[Stored entries]
+ + + + +

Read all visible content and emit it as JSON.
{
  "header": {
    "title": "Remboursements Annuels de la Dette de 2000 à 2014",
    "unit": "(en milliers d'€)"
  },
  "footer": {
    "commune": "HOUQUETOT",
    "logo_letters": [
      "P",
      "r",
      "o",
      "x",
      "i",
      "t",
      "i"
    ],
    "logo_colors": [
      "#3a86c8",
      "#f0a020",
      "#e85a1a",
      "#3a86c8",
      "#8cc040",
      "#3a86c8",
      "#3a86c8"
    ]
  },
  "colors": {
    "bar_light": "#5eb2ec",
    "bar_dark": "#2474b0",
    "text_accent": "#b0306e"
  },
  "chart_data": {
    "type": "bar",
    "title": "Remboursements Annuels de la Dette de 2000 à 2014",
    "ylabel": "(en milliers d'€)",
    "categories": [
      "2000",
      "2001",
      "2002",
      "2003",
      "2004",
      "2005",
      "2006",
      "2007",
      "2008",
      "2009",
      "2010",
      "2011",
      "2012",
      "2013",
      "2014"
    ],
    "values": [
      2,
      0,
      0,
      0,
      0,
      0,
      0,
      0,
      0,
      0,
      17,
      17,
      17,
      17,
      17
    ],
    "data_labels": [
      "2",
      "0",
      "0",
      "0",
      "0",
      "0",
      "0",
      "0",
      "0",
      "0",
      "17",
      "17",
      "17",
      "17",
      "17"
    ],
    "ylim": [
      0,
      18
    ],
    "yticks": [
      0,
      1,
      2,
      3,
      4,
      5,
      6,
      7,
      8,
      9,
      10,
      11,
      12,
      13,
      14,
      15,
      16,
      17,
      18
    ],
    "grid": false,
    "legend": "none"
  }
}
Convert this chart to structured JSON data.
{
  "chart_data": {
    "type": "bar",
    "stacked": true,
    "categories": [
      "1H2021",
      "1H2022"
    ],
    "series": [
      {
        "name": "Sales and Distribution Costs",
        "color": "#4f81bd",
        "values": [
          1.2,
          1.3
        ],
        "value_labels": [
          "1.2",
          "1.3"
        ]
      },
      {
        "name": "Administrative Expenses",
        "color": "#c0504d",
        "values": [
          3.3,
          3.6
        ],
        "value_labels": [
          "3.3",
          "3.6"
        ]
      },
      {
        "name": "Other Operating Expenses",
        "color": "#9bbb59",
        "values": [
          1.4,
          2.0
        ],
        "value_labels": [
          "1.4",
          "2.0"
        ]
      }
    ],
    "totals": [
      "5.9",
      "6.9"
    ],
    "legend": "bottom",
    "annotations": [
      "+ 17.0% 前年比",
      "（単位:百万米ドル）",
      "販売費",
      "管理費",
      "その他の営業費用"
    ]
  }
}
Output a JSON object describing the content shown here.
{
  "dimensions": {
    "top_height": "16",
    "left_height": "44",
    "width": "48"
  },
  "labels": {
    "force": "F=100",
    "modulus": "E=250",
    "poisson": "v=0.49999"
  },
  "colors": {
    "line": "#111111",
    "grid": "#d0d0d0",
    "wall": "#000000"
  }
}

+ + + + +

YOUR OBJECTIVE:
Copy the lines from the entries above in which the word "Expenses" appears.

THE OUTPUT:
        "name": "Administrative Expenses",
        "name": "Other Operating Expenses",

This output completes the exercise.